— Your instructions —
Copy the records below exactly as they appear.

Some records
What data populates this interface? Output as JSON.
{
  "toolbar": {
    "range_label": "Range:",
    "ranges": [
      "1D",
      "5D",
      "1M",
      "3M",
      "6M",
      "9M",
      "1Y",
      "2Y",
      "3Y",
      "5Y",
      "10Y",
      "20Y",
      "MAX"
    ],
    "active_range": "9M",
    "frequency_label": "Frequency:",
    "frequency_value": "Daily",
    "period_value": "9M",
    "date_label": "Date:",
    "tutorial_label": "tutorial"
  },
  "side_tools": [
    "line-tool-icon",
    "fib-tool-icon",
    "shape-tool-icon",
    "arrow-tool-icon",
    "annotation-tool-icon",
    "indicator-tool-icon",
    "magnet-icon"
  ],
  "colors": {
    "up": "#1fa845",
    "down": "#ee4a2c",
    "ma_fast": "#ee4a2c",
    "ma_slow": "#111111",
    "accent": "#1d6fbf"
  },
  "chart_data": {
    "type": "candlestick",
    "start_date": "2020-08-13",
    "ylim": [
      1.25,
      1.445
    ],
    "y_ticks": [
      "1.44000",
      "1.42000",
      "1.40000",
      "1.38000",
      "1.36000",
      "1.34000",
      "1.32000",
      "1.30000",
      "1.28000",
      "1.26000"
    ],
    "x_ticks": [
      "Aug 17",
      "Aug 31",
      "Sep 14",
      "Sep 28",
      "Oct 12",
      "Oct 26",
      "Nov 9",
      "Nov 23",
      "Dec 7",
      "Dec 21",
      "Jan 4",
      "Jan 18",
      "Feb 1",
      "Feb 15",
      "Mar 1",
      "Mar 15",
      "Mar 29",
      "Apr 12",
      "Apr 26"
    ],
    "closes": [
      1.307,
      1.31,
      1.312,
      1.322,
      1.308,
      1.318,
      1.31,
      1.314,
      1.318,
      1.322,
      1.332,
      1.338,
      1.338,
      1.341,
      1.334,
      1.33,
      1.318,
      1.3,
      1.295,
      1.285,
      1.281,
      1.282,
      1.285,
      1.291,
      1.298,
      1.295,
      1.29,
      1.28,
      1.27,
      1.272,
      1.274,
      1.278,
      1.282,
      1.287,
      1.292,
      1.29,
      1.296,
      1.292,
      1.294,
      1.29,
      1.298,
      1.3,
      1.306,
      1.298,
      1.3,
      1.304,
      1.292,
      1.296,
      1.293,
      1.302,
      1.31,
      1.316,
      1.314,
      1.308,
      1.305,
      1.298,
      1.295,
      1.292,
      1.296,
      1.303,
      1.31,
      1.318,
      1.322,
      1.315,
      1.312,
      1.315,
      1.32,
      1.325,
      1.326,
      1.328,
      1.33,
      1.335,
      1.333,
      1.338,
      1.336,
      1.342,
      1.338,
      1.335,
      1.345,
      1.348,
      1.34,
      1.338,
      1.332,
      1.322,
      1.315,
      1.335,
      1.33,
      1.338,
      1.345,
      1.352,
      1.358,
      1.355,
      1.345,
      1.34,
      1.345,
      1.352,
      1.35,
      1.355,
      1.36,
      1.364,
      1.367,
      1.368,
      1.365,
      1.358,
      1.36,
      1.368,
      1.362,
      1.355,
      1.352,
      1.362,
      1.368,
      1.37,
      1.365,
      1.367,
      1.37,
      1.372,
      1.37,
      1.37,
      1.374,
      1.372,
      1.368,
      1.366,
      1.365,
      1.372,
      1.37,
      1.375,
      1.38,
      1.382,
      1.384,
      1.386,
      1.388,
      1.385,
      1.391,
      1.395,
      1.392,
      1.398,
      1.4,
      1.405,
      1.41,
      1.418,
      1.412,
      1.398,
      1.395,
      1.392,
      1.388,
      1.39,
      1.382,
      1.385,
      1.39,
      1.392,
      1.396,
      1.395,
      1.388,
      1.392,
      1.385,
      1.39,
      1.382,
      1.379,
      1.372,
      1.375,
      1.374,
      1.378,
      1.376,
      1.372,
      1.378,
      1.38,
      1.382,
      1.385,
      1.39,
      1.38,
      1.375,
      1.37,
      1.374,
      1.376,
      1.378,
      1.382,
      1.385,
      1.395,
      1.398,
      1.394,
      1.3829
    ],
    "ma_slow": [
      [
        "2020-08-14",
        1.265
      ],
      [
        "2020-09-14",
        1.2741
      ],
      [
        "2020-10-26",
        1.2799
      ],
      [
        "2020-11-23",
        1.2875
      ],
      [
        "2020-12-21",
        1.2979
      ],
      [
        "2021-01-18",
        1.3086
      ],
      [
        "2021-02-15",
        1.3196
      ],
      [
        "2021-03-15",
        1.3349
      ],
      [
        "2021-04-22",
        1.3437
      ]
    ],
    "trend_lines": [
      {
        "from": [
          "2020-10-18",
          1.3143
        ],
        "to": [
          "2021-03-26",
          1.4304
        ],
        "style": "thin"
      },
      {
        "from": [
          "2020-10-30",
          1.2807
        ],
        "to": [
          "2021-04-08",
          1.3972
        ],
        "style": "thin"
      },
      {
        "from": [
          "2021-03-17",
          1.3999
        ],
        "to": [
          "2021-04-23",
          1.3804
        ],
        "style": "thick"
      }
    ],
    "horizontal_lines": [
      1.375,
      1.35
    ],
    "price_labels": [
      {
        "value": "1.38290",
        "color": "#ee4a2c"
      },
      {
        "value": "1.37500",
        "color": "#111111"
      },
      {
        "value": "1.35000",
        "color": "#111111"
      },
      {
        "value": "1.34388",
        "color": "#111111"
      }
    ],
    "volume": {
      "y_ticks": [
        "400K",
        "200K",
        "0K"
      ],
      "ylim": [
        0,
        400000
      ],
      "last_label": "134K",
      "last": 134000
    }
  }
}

— Correct response —
What data populates this interface? Output as JSON.
{
  "toolbar": {
    "range_label": "Range:",
    "ranges": [
      "1D",
      "5D",
      "1M",
      "3M",
      "6M",
      "9M",
      "1Y",
      "2Y",
      "3Y",
      "5Y",
      "10Y",
      "20Y",
      "MAX"
    ],
    "active_range": "9M",
    "frequency_label": "Frequency:",
    "frequency_value": "Daily",
    "period_value": "9M",
    "date_label": "Date:",
    "tutorial_label": "tutorial"
  },
  "side_tools": [
    "line-tool-icon",
    "fib-tool-icon",
    "shape-tool-icon",
    "arrow-tool-icon",
    "annotation-tool-icon",
    "indicator-tool-icon",
    "magnet-icon"
  ],
  "colors": {
    "up": "#1fa845",
    "down": "#ee4a2c",
    "ma_fast": "#ee4a2c",
    "ma_slow": "#111111",
    "accent": "#1d6fbf"
  },
  "chart_data": {
    "type": "candlestick",
    "start_date": "2020-08-13",
    "ylim": [
      1.25,
      1.445
    ],
    "y_ticks": [
      "1.44000",
      "1.42000",
      "1.40000",
      "1.38000",
      "1.36000",
      "1.34000",
      "1.32000",
      "1.30000",
      "1.28000",
      "1.26000"
    ],
    "x_ticks": [
      "Aug 17",
      "Aug 31",
      "Sep 14",
      "Sep 28",
      "Oct 12",
      "Oct 26",
      "Nov 9",
      "Nov 23",
      "Dec 7",
      "Dec 21",
      "Jan 4",
      "Jan 18",
      "Feb 1",
      "Feb 15",
      "Mar 1",
      "Mar 15",
      "Mar 29",
      "Apr 12",
      "Apr 26"
    ],
    "closes": [
      1.307,
      1.31,
      1.312,
      1.322,
      1.308,
      1.318,
      1.31,
      1.314,
      1.318,
      1.322,
      1.332,
      1.338,
      1.338,
      1.341,
      1.334,
      1.33,
      1.318,
      1.3,
      1.295,
      1.285,
      1.281,
      1.282,
      1.285,
      1.291,
      1.298,
      1.295,
      1.29,
      1.28,
      1.27,
      1.272,
      1.274,
      1.278,
      1.282,
      1.287,
      1.292,
      1.29,
      1.296,
      1.292,
      1.294,
      1.29,
      1.298,
      1.3,
      1.306,
      1.298,
      1.3,
      1.304,
      1.292,
      1.296,
      1.293,
      1.302,
      1.31,
      1.316,
      1.314,
      1.308,
      1.305,
      1.298,
      1.295,
      1.292,
      1.296,
      1.303,
      1.31,
      1.318,
      1.322,
      1.315,
      1.312,
      1.315,
      1.32,
      1.325,
      1.326,
      1.328,
      1.33,
      1.335,
      1.333,
      1.338,
      1.336,
      1.342,
      1.338,
      1.335,
      1.345,
      1.348,
      1.34,
      1.338,
      1.332,
      1.322,
      1.315,
      1.335,
      1.33,
      1.338,
      1.345,
      1.352,
      1.358,
      1.355,
      1.345,
      1.34,
      1.345,
      1.352,
      1.35,
      1.355,
      1.36,
      1.364,
      1.367,
      1.368,
      1.365,
      1.358,
      1.36,
      1.368,
      1.362,
      1.355,
      1.352,
      1.362,
      1.368,
      1.37,
      1.365,
      1.367,
      1.37,
      1.372,
      1.37,
      1.37,
      1.374,
      1.372,
      1.368,
      1.366,
      1.365,
      1.372,
      1.37,
      1.375,
      1.38,
      1.382,
      1.384,
      1.386,
      1.388,
      1.385,
      1.391,
      1.395,
      1.392,
      1.398,
      1.4,
      1.405,
      1.41,
      1.418,
      1.412,
      1.398,
      1.395,
      1.392,
      1.388,
      1.39,
      1.382,
      1.385,
      1.39,
      1.392,
      1.396,
      1.395,
      1.388,
      1.392,
      1.385,
      1.39,
      1.382,
      1.379,
      1.372,
      1.375,
      1.374,
      1.378,
      1.376,
      1.372,
      1.378,
      1.38,
      1.382,
      1.385,
      1.39,
      1.38,
      1.375,
      1.37,
      1.374,
      1.376,
      1.378,
      1.382,
      1.385,
      1.395,
      1.398,
      1.394,
      1.3829
    ],
    "ma_slow": [
      [
        "2020-08-14",
        1.265
      ],
      [
        "2020-09-14",
        1.2741
      ],
      [
        "2020-10-26",
        1.2799
      ],
      [
        "2020-11-23",
        1.2875
      ],
      [
        "2020-12-21",
        1.2979
      ],
      [
        "2021-01-18",
        1.3086
      ],
      [
        "2021-02-15",
        1.3196
      ],
      [
        "2021-03-15",
        1.3349
      ],
      [
        "2021-04-22",
        1.3437
      ]
    ],
    "trend_lines": [
      {
        "from": [
          "2020-10-18",
          1.3143
        ],
        "to": [
          "2021-03-26",
          1.4304
        ],
        "style": "thin"
      },
      {
        "from": [
          "2020-10-30",
          1.2807
        ],
        "to": [
          "2021-04-08",
          1.3972
        ],
        "style": "thin"
      },
      {
        "from": [
          "2021-03-17",
          1.3999
        ],
        "to": [
          "2021-04-23",
          1.3804
        ],
        "style": "thick"
      }
    ],
    "horizontal_lines": [
      1.375,
      1.35
    ],
    "price_labels": [
      {
        "value": "1.38290",
        "color": "#ee4a2c"
      },
      {
        "value": "1.37500",
        "color": "#111111"
      },
      {
        "value": "1.35000",
        "color": "#111111"
      },
      {
        "value": "1.34388",
        "color": "#111111"
      }
    ],
    "volume": {
      "y_ticks": [
        "400K",
        "200K",
        "0K"
      ],
      "ylim": [
        0,
        400000
      ],
      "last_label": "134K",
      "last": 134000
    }
  }
}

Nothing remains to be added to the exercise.